- [Problem description] Transcribe every record that appears below, exactly and in full.

- [Records for this task]
%%
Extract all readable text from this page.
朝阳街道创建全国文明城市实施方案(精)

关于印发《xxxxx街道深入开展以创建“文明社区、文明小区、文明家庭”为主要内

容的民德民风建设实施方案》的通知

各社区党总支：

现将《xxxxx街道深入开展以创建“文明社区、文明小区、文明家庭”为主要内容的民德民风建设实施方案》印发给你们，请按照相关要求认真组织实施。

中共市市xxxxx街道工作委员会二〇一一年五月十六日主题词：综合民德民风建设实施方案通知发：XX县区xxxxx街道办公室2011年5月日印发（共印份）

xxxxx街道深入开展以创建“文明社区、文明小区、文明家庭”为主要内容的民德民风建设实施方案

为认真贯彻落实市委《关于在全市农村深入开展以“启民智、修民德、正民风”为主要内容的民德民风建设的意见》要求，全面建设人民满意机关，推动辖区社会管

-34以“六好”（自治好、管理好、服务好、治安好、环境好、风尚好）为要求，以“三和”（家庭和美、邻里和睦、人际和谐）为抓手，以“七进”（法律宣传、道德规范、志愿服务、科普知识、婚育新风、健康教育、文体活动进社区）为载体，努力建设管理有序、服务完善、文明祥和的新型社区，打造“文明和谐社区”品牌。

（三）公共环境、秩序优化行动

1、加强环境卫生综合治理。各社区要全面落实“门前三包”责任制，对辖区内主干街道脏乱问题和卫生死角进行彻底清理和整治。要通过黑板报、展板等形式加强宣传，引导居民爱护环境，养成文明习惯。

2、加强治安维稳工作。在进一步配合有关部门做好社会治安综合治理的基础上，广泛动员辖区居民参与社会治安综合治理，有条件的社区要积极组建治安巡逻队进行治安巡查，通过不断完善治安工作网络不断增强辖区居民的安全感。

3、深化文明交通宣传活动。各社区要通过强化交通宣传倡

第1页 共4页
%%
- [Final answer]
Extract all readable text from this page.
朝阳街道创建全国文明城市实施方案(精)

关于印发《xxxxx街道深入开展以创建“文明社区、文明小区、文明家庭”为主要内

容的民德民风建设实施方案》的通知

各社区党总支：

现将《xxxxx街道深入开展以创建“文明社区、文明小区、文明家庭”为主要内容的民德民风建设实施方案》印发给你们，请按照相关要求认真组织实施。

中共市市xxxxx街道工作委员会二〇一一年五月十六日主题词：综合民德民风建设实施方案通知发：XX县区xxxxx街道办公室2011年5月日印发（共印份）

xxxxx街道深入开展以创建“文明社区、文明小区、文明家庭”为主要内容的民德民风建设实施方案

为认真贯彻落实市委《关于在全市农村深入开展以“启民智、修民德、正民风”为主要内容的民德民风建设的意见》要求，全面建设人民满意机关，推动辖区社会管

-34以“六好”（自治好、管理好、服务好、治安好、环境好、风尚好）为要求，以“三和”（家庭和美、邻里和睦、人际和谐）为抓手，以“七进”（法律宣传、道德规范、志愿服务、科普知识、婚育新风、健康教育、文体活动进社区）为载体，努力建设管理有序、服务完善、文明祥和的新型社区，打造“文明和谐社区”品牌。

（三）公共环境、秩序优化行动

1、加强环境卫生综合治理。各社区要全面落实“门前三包”责任制，对辖区内主干街道脏乱问题和卫生死角进行彻底清理和整治。要通过黑板报、展板等形式加强宣传，引导居民爱护环境，养成文明习惯。

2、加强治安维稳工作。在进一步配合有关部门做好社会治安综合治理的基础上，广泛动员辖区居民参与社会治安综合治理，有条件的社区要积极组建治安巡逻队进行治安巡查，通过不断完善治安工作网络不断增强辖区居民的安全感。

3、深化文明交通宣传活动。各社区要通过强化交通宣传倡

第1页 共4页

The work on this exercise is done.